STATED TASK A:
In the entries below, repeat verbatim the stretch that opens with the line containing "bar-value-label: 21: [317, 224, 333, 240]" and closes with the line containing "bar-value-label: 3: [749, 354, 757, 370]", including both of those lines.

ARTICLE:
Page 1 of Smacking Children
General Forum
What do you guys think about smacking children? Personally, I believe that beating kids is wrong but, I think a smack does help prevent bad behaviour. With all these people being politically correct and saying "It`s wrong to hit children" etc... don`t they look around at the behaviour of kids today? There`s no respect for people anymore and that`s partially because of the fact that kids have everything nowadays, parents are forced to work 2 jobs to make ends meet, and parents aren`t as strict as their parents were. What are your views on this?
ExperimentNumber626
A firm but fair smack for wrong doing by the miscreant helps reinforce right from wrong at a early age I beleive, as my 3 have grown older more painful methods have been brought into play at the mid - upper range of the age scale.
Grounding
Pocket money witheld
Removal of PSone & PS2
No access to internet\laptop
No say in what channel was watched on TV
The eldest really put a foot outta step the other week, received all of the above & he still got a clip around the ear for throwing a water bomb through a open window, soaking TV, PSone, ancient laptop, karaoke machine, dvd player, clothing, his sister & my sister (good shot that one with hindsight).
He tried to swap his non-school day grounded day for a school day the following week (the offer was refused).
We`re expecting our first in about 5 weeks (holy sh*t, sorry but the realisation that my youth is shortly at an end has just hit me)... anyway, I don`t want to sound like a Victor Meldrew but I think many parents nowadays are far too lax in teaching their kids right from wrong at an early age. They seem to be afraid of being accused of abuse if they give their offspring a sharp clip on the ear or the backside. When I was a lad (oh here we go) if I did something wrong I got a smack on the arse or, even worse, on the back of the legs and you can be damn sure I didn`t make that mistake again. Did I hold that against my parents? Nope. Did I learn right from wrong? You`re damn right I did.
Spare the rod and spoil the child. That`s the problem with a lot of the youth of today, they simply got away with far too much when they were growing up and now their parents can`t control or even relate to them anymore. I`m sure I`ll love and completely spoil my child and protect him or her as much as any parent can but I`d also like to think that when the time comes I`ll also instill a sense of decency that will stand him or her in good stead for later life. Now where did I put that belt?

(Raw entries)

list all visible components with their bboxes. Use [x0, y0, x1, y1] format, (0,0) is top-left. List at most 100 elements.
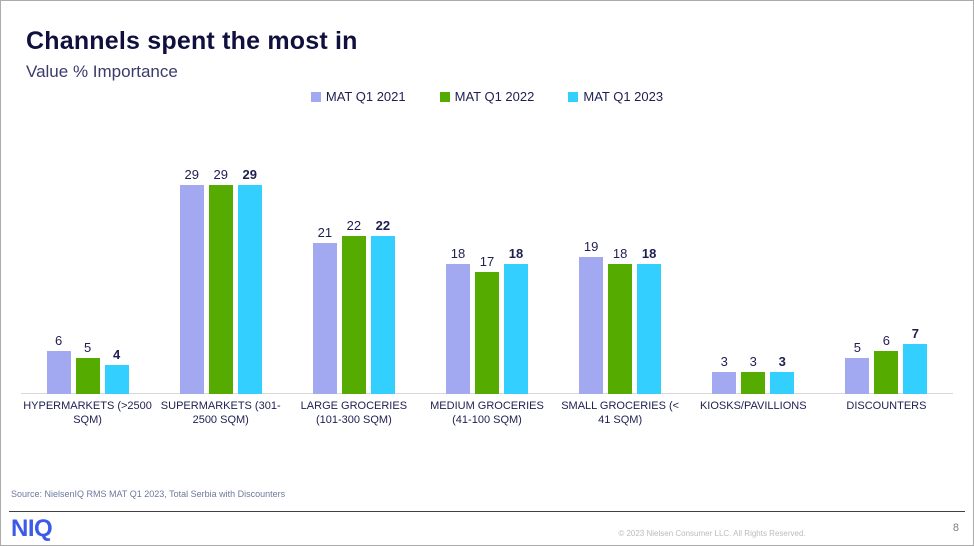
bar-value-label: 21: [317, 224, 333, 240]
page-title: Channels spent the most in: [26, 27, 358, 55]
category-label: LARGE GROCERIES (101-300 SQM): [300, 400, 408, 427]
footer-divider: [9, 511, 965, 512]
bar: [874, 350, 899, 394]
bar-value-label: 3: [749, 354, 757, 370]
bar-value-label: 18: [612, 246, 628, 262]
bar-slot: 7: [903, 325, 928, 394]
bar: [179, 185, 204, 394]
legend-label: MAT Q1 2023: [583, 89, 664, 104]
bar: [445, 264, 470, 394]
legend-item-2022: MAT Q1 2022: [439, 89, 535, 104]
bar: [312, 242, 337, 394]
bar-slot: 29: [208, 167, 233, 394]
bar-value-label: 3: [720, 354, 728, 370]
bar-value-label: 19: [583, 239, 599, 255]
bar: [503, 264, 528, 394]
bar: [341, 235, 366, 394]
bar: [579, 257, 604, 394]
bar-slot: 22: [341, 217, 366, 394]
bar-value-label: 29: [213, 167, 228, 183]
bar-slot: 5: [75, 340, 100, 394]
bar-slot: 21: [312, 224, 337, 394]
bar-cluster: 29 29 29: [154, 167, 287, 394]
bar-slot: 6: [874, 332, 899, 394]
bar-slot: 18: [637, 246, 662, 394]
bar-slot: 18: [445, 246, 470, 394]
bar: [370, 235, 395, 394]
bar-cluster: 19 18 18: [554, 239, 687, 394]
bar-cluster: 18 17 18: [420, 246, 553, 394]
bar-value-label: 4: [112, 347, 121, 363]
bar-value-label: 18: [450, 246, 466, 262]
bar: [46, 350, 71, 394]
category-group: 6 5 4 HYPERMARKETS (>2500 SQM): [21, 158, 154, 426]
category-label: SUPERMARKETS (301-2500 SQM): [160, 400, 281, 427]
bar: [741, 372, 766, 394]
legend-swatch-2022-icon: [439, 91, 450, 102]
bar: [712, 372, 737, 394]
bar-value-label: 7: [911, 325, 920, 341]
bar-value-label: 18: [508, 246, 524, 262]
bar-slot: 3: [741, 354, 766, 394]
category-label: DISCOUNTERS: [846, 400, 927, 412]
bar-slot: 5: [845, 340, 870, 394]
bar: [845, 358, 870, 394]
category-label: SMALL GROCERIES (< 41 SQM): [561, 400, 680, 427]
category-label: HYPERMARKETS (>2500 SQM): [23, 400, 152, 427]
bar: [237, 185, 262, 394]
bar-slot: 3: [770, 354, 795, 394]
category-label: KIOSKS/PAVILLIONS: [699, 400, 807, 412]
copyright-text: © 2023 Nielsen Consumer LLC. All Rights …: [618, 529, 806, 538]
page-subtitle: Value % Importance: [26, 62, 178, 81]
legend-item-2023: MAT Q1 2023: [568, 89, 663, 104]
category-group: 21 22 22 LARGE GROCERIES (101-300 SQM): [287, 158, 420, 427]
bar-slot: 29: [179, 167, 204, 394]
bar-value-label: 22: [346, 217, 362, 233]
bar-cluster: 3 3 3: [687, 354, 820, 394]
bar-value-label: 5: [853, 340, 862, 355]
header: Channels spent the most in Value % Impor…: [26, 27, 358, 82]
bar-slot: 22: [370, 217, 395, 394]
legend-label: MAT Q1 2022: [454, 89, 535, 104]
bar-value-label: 17: [479, 253, 495, 269]
legend-swatch-2021-icon: [310, 91, 321, 102]
category-group: 19 18 18 SMALL GROCERIES (< 41 SQM): [554, 158, 687, 426]
category-group: 18 17 18 MEDIUM GROCERIES (41-100 SQM): [420, 158, 553, 426]
chart-legend: MAT Q1 2021 MAT Q1 2022 MAT Q1 2023: [1, 89, 973, 104]
category-label: MEDIUM GROCERIES (41-100 SQM): [430, 400, 544, 427]
bar-cluster: 6 5 4: [21, 333, 154, 394]
bar-value-label: 3: [778, 354, 786, 370]
bar-chart: 6 5 4 HYPERMARKETS (>2500 SQM) 29 29 29 SUPERMA…: [21, 158, 953, 427]
bar: [104, 365, 129, 394]
bar-slot: 18: [608, 246, 633, 394]
bar: [637, 264, 662, 394]
page-number: 8: [952, 522, 959, 534]
category-group: 29 29 29 SUPERMARKETS (301-2500 SQM): [154, 158, 287, 426]
bar-value-label: 22: [375, 217, 391, 233]
bar-value-label: 5: [83, 340, 92, 355]
bar-value-label: 6: [54, 332, 63, 348]
bar-slot: 18: [503, 246, 528, 394]
bar-cluster: 21 22 22: [287, 218, 420, 394]
category-group: 5 6 7 DISCOUNTERS: [820, 158, 953, 412]
bar-slot: 17: [474, 253, 499, 394]
bar-slot: 19: [579, 239, 604, 394]
bar: [75, 358, 100, 394]
bar-slot: 6: [46, 332, 71, 394]
bar: [770, 372, 795, 394]
legend-swatch-2023-icon: [568, 91, 579, 102]
bar: [608, 264, 633, 394]
source-note: Source: NielsenIQ RMS MAT Q1 2023, Total…: [11, 489, 286, 499]
bar-cluster: 5 6 7: [820, 326, 953, 394]
bar: [903, 343, 928, 394]
bar-slot: 29: [237, 167, 262, 394]
bar-slot: 4: [104, 347, 129, 394]
bar: [208, 185, 233, 394]
legend-item-2021: MAT Q1 2021: [310, 89, 406, 104]
bar-value-label: 29: [242, 167, 257, 183]
category-group: 3 3 3 KIOSKS/PAVILLIONS: [687, 158, 820, 412]
bar-value-label: 18: [641, 246, 657, 262]
bar: [474, 271, 499, 394]
bar-value-label: 6: [882, 332, 891, 348]
bar-slot: 3: [712, 354, 737, 394]
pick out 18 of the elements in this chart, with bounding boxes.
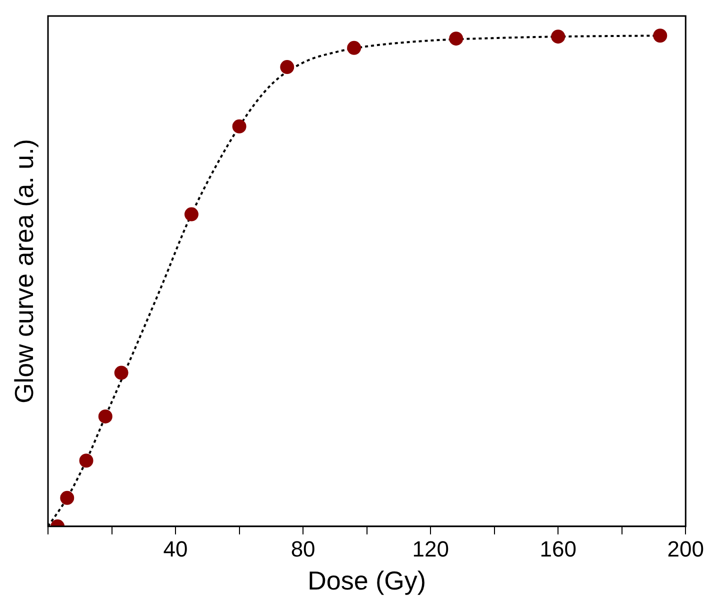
x-tick-label: 80 <box>290 536 316 562</box>
point <box>347 40 362 55</box>
x-tick-label: 120 <box>412 536 449 562</box>
x-tick-label: 160 <box>540 536 576 562</box>
x-tick-label: 200 <box>667 536 704 562</box>
point <box>98 409 112 424</box>
x-tick-label: 40 <box>163 536 188 562</box>
point <box>114 366 128 380</box>
y-axis-title: Glow curve area (a. u.) <box>9 138 40 404</box>
point <box>232 119 246 134</box>
point <box>280 60 294 74</box>
point <box>551 30 566 44</box>
point <box>653 28 668 43</box>
point <box>184 207 198 222</box>
x-axis-title: Dose (Gy) <box>308 566 426 596</box>
point <box>449 32 464 46</box>
point <box>60 490 74 505</box>
point <box>79 454 94 468</box>
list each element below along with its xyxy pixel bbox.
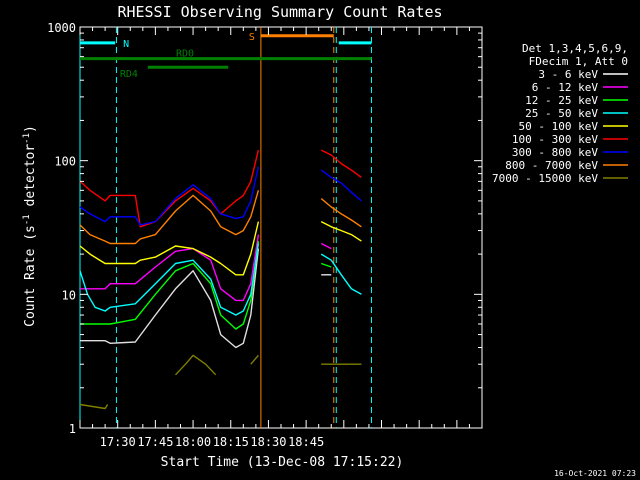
- legend-entry-label-6: 300 - 800 keV: [512, 146, 598, 159]
- x-tick-label-5: 18:45: [288, 435, 324, 449]
- legend-entry-label-0: 3 - 6 keV: [538, 68, 598, 81]
- attenuator-label-1: S: [249, 32, 255, 43]
- axis-ticks: 1 10 100 1000 17:30 17:45 18:00 18:15 18:30 18:45: [47, 21, 483, 449]
- timestamp: 16-Oct-2021 07:23: [554, 469, 636, 478]
- legend-entry-label-7: 800 - 7000 keV: [505, 159, 598, 172]
- x-tick-label-0: 17:30: [100, 435, 136, 449]
- series-line-4-0: [79, 221, 260, 276]
- legend-entry-label-4: 50 - 100 keV: [519, 120, 599, 133]
- y-tick-label-1: 10: [62, 288, 76, 302]
- mode-label-0: RD0: [176, 49, 194, 60]
- legend-entry-label-2: 12 - 25 keV: [525, 94, 598, 107]
- series-line-7-0: [79, 190, 260, 245]
- series-line-4-1: [320, 220, 362, 242]
- legend-entry-label-8: 7000 - 15000 keV: [492, 172, 598, 185]
- legend-entry-label-3: 25 - 50 keV: [525, 107, 598, 120]
- series-line-2-1: [320, 262, 332, 268]
- series-line-3-0: [79, 243, 260, 316]
- series-line-2-0: [80, 241, 260, 330]
- legend-entry-label-5: 100 - 300 keV: [512, 133, 598, 146]
- plot-area: N S RD0 RD4: [79, 26, 483, 429]
- series-line-6-1: [320, 169, 362, 202]
- series-line-1-0: [80, 234, 260, 302]
- y-tick-label-2: 100: [54, 155, 76, 169]
- y-tick-label-3: 1000: [47, 21, 76, 35]
- x-tick-label-2: 18:00: [175, 435, 211, 449]
- legend-entry-label-1: 6 - 12 keV: [532, 81, 599, 94]
- x-tick-label-3: 18:15: [213, 435, 249, 449]
- chart-title: RHESSI Observing Summary Count Rates: [117, 3, 442, 21]
- series-line-7-1: [320, 198, 362, 228]
- series-line-5-1: [320, 149, 362, 178]
- x-tick-label-4: 18:30: [250, 435, 286, 449]
- legend-header-line-1: Det 1,3,4,5,6,9,: [522, 42, 628, 55]
- attenuator-label-0: N: [123, 39, 129, 50]
- series-line-8-0: [79, 403, 109, 410]
- x-axis-label: Start Time (13-Dec-08 17:15:22): [161, 455, 404, 470]
- y-axis-label: Count Rate (s-1 detector-1): [22, 125, 38, 327]
- x-tick-label-1: 17:45: [137, 435, 173, 449]
- series-line-1-1: [320, 242, 332, 250]
- series-line-0-0: [80, 248, 260, 349]
- y-tick-label-0: 1: [69, 422, 76, 436]
- series-line-8-2: [250, 354, 259, 365]
- series-line-3-1: [320, 253, 362, 295]
- series-line-8-1: [174, 354, 217, 376]
- legend-header-line-2: FDecim 1, Att 0: [529, 55, 628, 68]
- series-line-5-0: [79, 149, 260, 228]
- series-line-6-0: [79, 166, 260, 226]
- mode-label-1: RD4: [120, 69, 138, 80]
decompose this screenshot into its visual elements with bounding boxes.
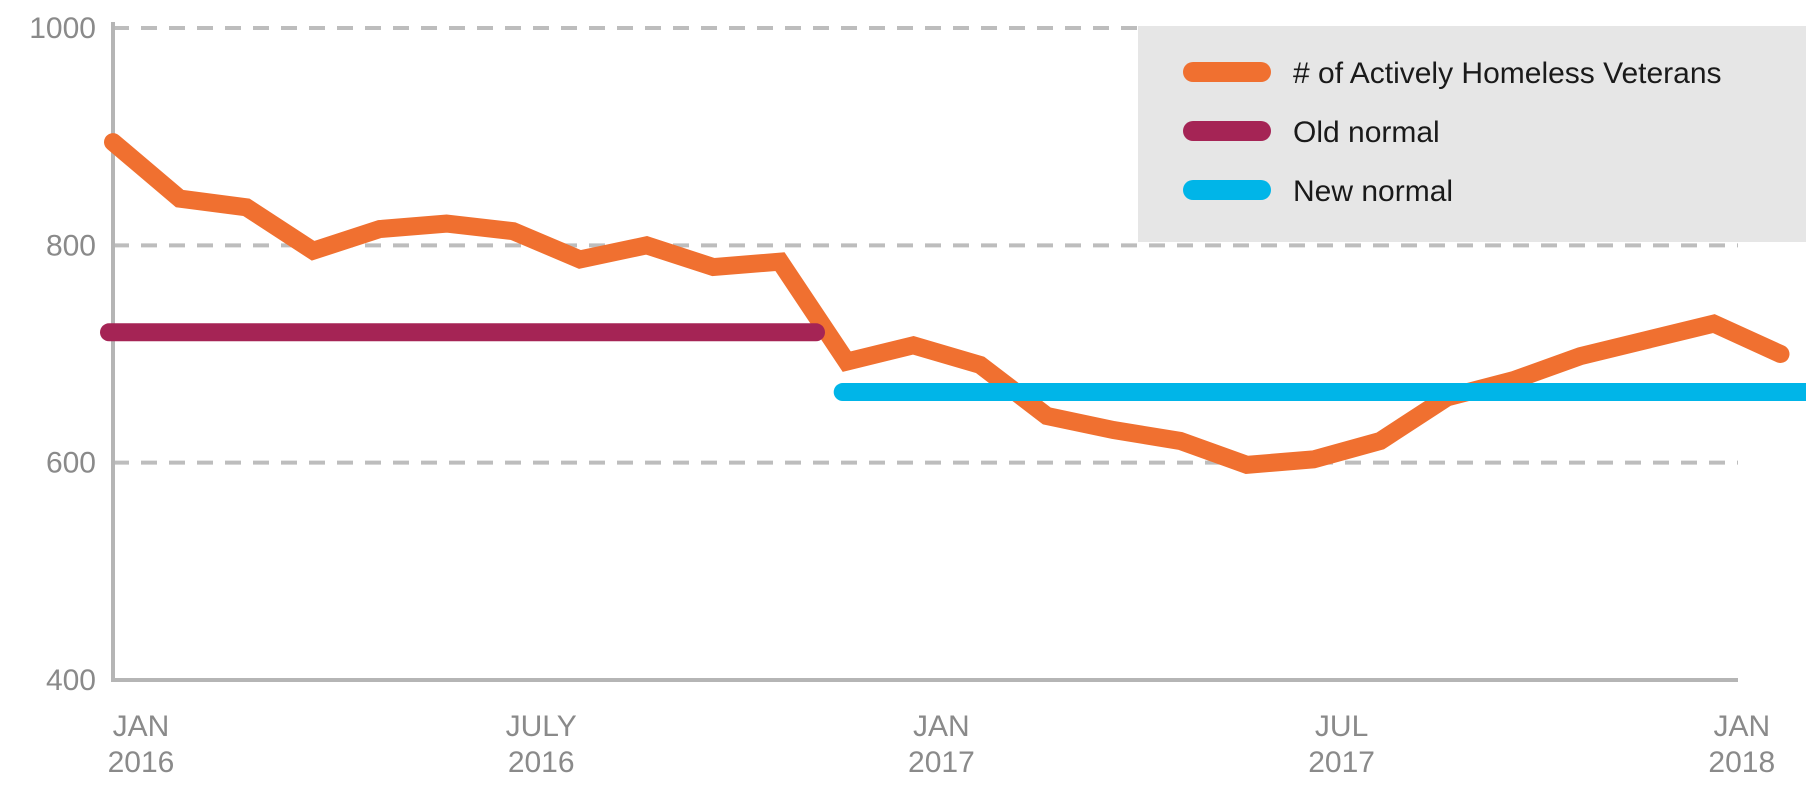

STATED TASK B:
Proceed with the forum thread on smacking children, picking up after its final post.

EXPECTED ANSWER A:
bar-value-label: 21: [317, 224, 333, 240]
page-title: Channels spent the most in: [26, 27, 358, 55]
category-label: LARGE GROCERIES (101-300 SQM): [300, 400, 408, 427]
footer-divider: [9, 511, 965, 512]
bar: [874, 350, 899, 394]
bar-value-label: 3: [749, 354, 757, 370]

EXPECTED ANSWER B:
This item was edited on Tuesday, 6th July 2004, 13:23
Smacking should definately not be banned
There is enough pressure on parents to bring their children up in a responsible manner without the do-gooders sticking their noses.If anyone wants a good smack it these people
I have a 16 month old daughter who,if all else fails,gets a tiny tap on the fingers for wrong-doing.
It really is the only way,even at this early age,we can effectively get her to understand if she`s doing something really wrong.
We`d all love it if they responded to "no",at whatever level required,but the fact of the matter is they don`t !
At the same time,one can never condone beating a child.
A German friend of mine,as a teenager,used to get beatings with a stick from his mother and I witnessed one once.
I remember being eternally grateful that my mother never ever had to resort to that.
My youngest at playgroup yesterday was bitten badly on the arm by another boy, the mothers reaction when she turned up was "oh dear that was naughty johnny" then preceded to give him a bar of chocolate.
What message does that give the kid, If I want chocolate, I need to find someone to bite.
Quote:
A German friend of mine,as a teenager,used to get beatings with a stick from his mother and I witnessed one once. I remember being eternally grateful that my mother never ever had to resort to that.
That reminds me my dad used to get the cane from gran, he resorted to hiding it up the chimney, I think he then got the belt until the cane was knocked down by the chimney sweep, then he got the cane for hiding it in the first place.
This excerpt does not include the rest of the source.